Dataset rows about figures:
start

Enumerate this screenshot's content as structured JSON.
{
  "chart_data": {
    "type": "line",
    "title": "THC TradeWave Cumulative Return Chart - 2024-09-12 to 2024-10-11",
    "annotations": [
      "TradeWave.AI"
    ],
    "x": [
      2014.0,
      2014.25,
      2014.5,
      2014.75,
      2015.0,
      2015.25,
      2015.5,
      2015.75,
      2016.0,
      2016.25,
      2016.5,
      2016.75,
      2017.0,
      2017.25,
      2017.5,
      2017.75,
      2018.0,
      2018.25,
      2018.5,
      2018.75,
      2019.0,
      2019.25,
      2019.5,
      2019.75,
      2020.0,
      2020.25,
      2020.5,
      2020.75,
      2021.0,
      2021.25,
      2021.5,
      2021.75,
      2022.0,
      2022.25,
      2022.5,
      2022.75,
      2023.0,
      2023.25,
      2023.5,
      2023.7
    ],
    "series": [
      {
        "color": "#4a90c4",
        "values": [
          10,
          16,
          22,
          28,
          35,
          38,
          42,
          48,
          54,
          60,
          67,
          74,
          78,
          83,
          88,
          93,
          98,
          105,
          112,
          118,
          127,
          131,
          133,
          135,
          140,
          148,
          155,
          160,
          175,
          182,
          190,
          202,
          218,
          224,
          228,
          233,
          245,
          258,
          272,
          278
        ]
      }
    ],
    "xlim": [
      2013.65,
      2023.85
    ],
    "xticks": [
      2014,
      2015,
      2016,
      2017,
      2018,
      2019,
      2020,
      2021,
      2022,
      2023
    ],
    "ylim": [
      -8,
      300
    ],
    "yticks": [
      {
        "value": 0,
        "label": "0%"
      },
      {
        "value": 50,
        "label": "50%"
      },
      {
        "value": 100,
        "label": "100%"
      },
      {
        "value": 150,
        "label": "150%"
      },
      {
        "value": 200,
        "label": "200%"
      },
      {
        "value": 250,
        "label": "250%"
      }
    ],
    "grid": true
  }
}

end

Copy every line exactly. Leave nothing out.

■ **RESPONSE TO THE TASK**:
Enumerate this screenshot's content as structured JSON.
{
  "chart_data": {
    "type": "line",
    "title": "THC TradeWave Cumulative Return Chart - 2024-09-12 to 2024-10-11",
    "annotations": [
      "TradeWave.AI"
    ],
    "x": [
      2014.0,
      2014.25,
      2014.5,
      2014.75,
      2015.0,
      2015.25,
      2015.5,
      2015.75,
      2016.0,
      2016.25,
      2016.5,
      2016.75,
      2017.0,
      2017.25,
      2017.5,
      2017.75,
      2018.0,
      2018.25,
      2018.5,
      2018.75,
      2019.0,
      2019.25,
      2019.5,
      2019.75,
      2020.0,
      2020.25,
      2020.5,
      2020.75,
      2021.0,
      2021.25,
      2021.5,
      2021.75,
      2022.0,
      2022.25,
      2022.5,
      2022.75,
      2023.0,
      2023.25,
      2023.5,
      2023.7
    ],
    "series": [
      {
        "color": "#4a90c4",
        "values": [
          10,
          16,
          22,
          28,
          35,
          38,
          42,
          48,
          54,
          60,
          67,
          74,
          78,
          83,
          88,
          93,
          98,
          105,
          112,
          118,
          127,
          131,
          133,
          135,
          140,
          148,
          155,
          160,
          175,
          182,
          190,
          202,
          218,
          224,
          228,
          233,
          245,
          258,
          272,
          278
        ]
      }
    ],
    "xlim": [
      2013.65,
      2023.85
    ],
    "xticks": [
      2014,
      2015,
      2016,
      2017,
      2018,
      2019,
      2020,
      2021,
      2022,
      2023
    ],
    "ylim": [
      -8,
      300
    ],
    "yticks": [
      {
        "value": 0,
        "label": "0%"
      },
      {
        "value": 50,
        "label": "50%"
      },
      {
        "value": 100,
        "label": "100%"
      },
      {
        "value": 150,
        "label": "150%"
      },
      {
        "value": 200,
        "label": "200%"
      },
      {
        "value": 250,
        "label": "250%"
      }
    ],
    "grid": true
  }
}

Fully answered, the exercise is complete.